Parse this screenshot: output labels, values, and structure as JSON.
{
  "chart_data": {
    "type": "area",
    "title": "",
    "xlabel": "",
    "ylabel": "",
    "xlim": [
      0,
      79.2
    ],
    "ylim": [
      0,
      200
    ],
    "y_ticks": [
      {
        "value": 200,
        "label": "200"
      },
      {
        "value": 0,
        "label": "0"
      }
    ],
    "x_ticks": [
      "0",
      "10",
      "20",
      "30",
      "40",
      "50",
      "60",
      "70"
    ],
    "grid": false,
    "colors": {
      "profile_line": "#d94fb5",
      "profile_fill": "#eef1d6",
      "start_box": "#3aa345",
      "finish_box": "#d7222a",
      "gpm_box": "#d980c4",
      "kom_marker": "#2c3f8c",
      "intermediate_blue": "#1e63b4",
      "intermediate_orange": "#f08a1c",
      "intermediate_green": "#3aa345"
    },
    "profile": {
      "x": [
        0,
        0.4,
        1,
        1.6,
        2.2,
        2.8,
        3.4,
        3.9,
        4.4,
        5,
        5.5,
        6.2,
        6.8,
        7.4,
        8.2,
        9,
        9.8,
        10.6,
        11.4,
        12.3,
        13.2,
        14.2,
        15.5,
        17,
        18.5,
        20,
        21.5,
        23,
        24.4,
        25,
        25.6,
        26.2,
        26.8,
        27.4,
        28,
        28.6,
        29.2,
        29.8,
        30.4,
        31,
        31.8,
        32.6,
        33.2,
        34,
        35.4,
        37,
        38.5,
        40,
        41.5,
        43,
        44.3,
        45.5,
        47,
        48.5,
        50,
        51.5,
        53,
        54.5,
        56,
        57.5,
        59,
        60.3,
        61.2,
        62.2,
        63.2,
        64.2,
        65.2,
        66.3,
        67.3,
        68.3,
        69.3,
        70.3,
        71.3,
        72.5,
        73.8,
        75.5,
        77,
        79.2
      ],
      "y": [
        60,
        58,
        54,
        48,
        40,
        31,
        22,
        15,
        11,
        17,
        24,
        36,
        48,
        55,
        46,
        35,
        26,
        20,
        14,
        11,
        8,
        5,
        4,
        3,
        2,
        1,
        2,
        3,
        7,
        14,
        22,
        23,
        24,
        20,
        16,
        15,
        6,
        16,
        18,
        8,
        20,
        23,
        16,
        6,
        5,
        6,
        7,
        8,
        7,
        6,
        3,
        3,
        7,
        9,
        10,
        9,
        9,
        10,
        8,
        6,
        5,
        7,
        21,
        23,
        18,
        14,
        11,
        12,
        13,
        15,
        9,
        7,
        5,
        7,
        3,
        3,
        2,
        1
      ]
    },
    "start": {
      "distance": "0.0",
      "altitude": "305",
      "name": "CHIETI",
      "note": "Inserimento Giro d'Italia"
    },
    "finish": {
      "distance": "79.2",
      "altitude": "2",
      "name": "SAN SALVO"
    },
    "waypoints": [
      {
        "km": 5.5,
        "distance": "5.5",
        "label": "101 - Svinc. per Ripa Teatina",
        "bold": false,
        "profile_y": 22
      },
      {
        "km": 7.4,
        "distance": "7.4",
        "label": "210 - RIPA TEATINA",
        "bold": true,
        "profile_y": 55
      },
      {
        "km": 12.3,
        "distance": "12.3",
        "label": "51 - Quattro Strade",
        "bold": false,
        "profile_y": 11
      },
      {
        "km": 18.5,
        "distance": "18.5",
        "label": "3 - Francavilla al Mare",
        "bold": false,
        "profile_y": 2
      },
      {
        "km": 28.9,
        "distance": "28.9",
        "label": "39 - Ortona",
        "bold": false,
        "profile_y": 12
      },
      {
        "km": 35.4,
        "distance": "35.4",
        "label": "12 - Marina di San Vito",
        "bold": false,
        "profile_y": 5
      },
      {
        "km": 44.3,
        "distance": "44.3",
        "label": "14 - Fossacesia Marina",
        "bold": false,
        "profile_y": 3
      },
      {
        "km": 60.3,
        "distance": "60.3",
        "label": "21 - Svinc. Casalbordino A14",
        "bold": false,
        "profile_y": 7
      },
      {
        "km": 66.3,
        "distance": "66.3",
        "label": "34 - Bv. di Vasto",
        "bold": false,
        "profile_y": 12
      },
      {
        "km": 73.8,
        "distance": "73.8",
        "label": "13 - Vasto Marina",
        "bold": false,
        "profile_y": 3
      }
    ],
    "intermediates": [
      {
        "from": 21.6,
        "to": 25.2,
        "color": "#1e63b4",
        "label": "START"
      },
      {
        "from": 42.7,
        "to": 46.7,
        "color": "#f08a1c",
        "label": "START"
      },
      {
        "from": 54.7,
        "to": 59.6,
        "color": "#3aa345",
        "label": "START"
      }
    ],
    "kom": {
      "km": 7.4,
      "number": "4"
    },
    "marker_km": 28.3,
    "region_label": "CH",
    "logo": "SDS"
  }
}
· · ·
Instructions for the task: Return the whole listing exactly, with every line included.

Answer for this exercise:
Parse this screenshot: output labels, values, and structure as JSON.
{
  "chart_data": {
    "type": "area",
    "title": "",
    "xlabel": "",
    "ylabel": "",
    "xlim": [
      0,
      79.2
    ],
    "ylim": [
      0,
      200
    ],
    "y_ticks": [
      {
        "value": 200,
        "label": "200"
      },
      {
        "value": 0,
        "label": "0"
      }
    ],
    "x_ticks": [
      "0",
      "10",
      "20",
      "30",
      "40",
      "50",
      "60",
      "70"
    ],
    "grid": false,
    "colors": {
      "profile_line": "#d94fb5",
      "profile_fill": "#eef1d6",
      "start_box": "#3aa345",
      "finish_box": "#d7222a",
      "gpm_box": "#d980c4",
      "kom_marker": "#2c3f8c",
      "intermediate_blue": "#1e63b4",
      "intermediate_orange": "#f08a1c",
      "intermediate_green": "#3aa345"
    },
    "profile": {
      "x": [
        0,
        0.4,
        1,
        1.6,
        2.2,
        2.8,
        3.4,
        3.9,
        4.4,
        5,
        5.5,
        6.2,
        6.8,
        7.4,
        8.2,
        9,
        9.8,
        10.6,
        11.4,
        12.3,
        13.2,
        14.2,
        15.5,
        17,
        18.5,
        20,
        21.5,
        23,
        24.4,
        25,
        25.6,
        26.2,
        26.8,
        27.4,
        28,
        28.6,
        29.2,
        29.8,
        30.4,
        31,
        31.8,
        32.6,
        33.2,
        34,
        35.4,
        37,
        38.5,
        40,
        41.5,
        43,
        44.3,
        45.5,
        47,
        48.5,
        50,
        51.5,
        53,
        54.5,
        56,
        57.5,
        59,
        60.3,
        61.2,
        62.2,
        63.2,
        64.2,
        65.2,
        66.3,
        67.3,
        68.3,
        69.3,
        70.3,
        71.3,
        72.5,
        73.8,
        75.5,
        77,
        79.2
      ],
      "y": [
        60,
        58,
        54,
        48,
        40,
        31,
        22,
        15,
        11,
        17,
        24,
        36,
        48,
        55,
        46,
        35,
        26,
        20,
        14,
        11,
        8,
        5,
        4,
        3,
        2,
        1,
        2,
        3,
        7,
        14,
        22,
        23,
        24,
        20,
        16,
        15,
        6,
        16,
        18,
        8,
        20,
        23,
        16,
        6,
        5,
        6,
        7,
        8,
        7,
        6,
        3,
        3,
        7,
        9,
        10,
        9,
        9,
        10,
        8,
        6,
        5,
        7,
        21,
        23,
        18,
        14,
        11,
        12,
        13,
        15,
        9,
        7,
        5,
        7,
        3,
        3,
        2,
        1
      ]
    },
    "start": {
      "distance": "0.0",
      "altitude": "305",
      "name": "CHIETI",
      "note": "Inserimento Giro d'Italia"
    },
    "finish": {
      "distance": "79.2",
      "altitude": "2",
      "name": "SAN SALVO"
    },
    "waypoints": [
      {
        "km": 5.5,
        "distance": "5.5",
        "label": "101 - Svinc. per Ripa Teatina",
        "bold": false,
        "profile_y": 22
      },
      {
        "km": 7.4,
        "distance": "7.4",
        "label": "210 - RIPA TEATINA",
        "bold": true,
        "profile_y": 55
      },
      {
        "km": 12.3,
        "distance": "12.3",
        "label": "51 - Quattro Strade",
        "bold": false,
        "profile_y": 11
      },
      {
        "km": 18.5,
        "distance": "18.5",
        "label": "3 - Francavilla al Mare",
        "bold": false,
        "profile_y": 2
      },
      {
        "km": 28.9,
        "distance": "28.9",
        "label": "39 - Ortona",
        "bold": false,
        "profile_y": 12
      },
      {
        "km": 35.4,
        "distance": "35.4",
        "label": "12 - Marina di San Vito",
        "bold": false,
        "profile_y": 5
      },
      {
        "km": 44.3,
        "distance": "44.3",
        "label": "14 - Fossacesia Marina",
        "bold": false,
        "profile_y": 3
      },
      {
        "km": 60.3,
        "distance": "60.3",
        "label": "21 - Svinc. Casalbordino A14",
        "bold": false,
        "profile_y": 7
      },
      {
        "km": 66.3,
        "distance": "66.3",
        "label": "34 - Bv. di Vasto",
        "bold": false,
        "profile_y": 12
      },
      {
        "km": 73.8,
        "distance": "73.8",
        "label": "13 - Vasto Marina",
        "bold": false,
        "profile_y": 3
      }
    ],
    "intermediates": [
      {
        "from": 21.6,
        "to": 25.2,
        "color": "#1e63b4",
        "label": "START"
      },
      {
        "from": 42.7,
        "to": 46.7,
        "color": "#f08a1c",
        "label": "START"
      },
      {
        "from": 54.7,
        "to": 59.6,
        "color": "#3aa345",
        "label": "START"
      }
    ],
    "kom": {
      "km": 7.4,
      "number": "4"
    },
    "marker_km": 28.3,
    "region_label": "CH",
    "logo": "SDS"
  }
}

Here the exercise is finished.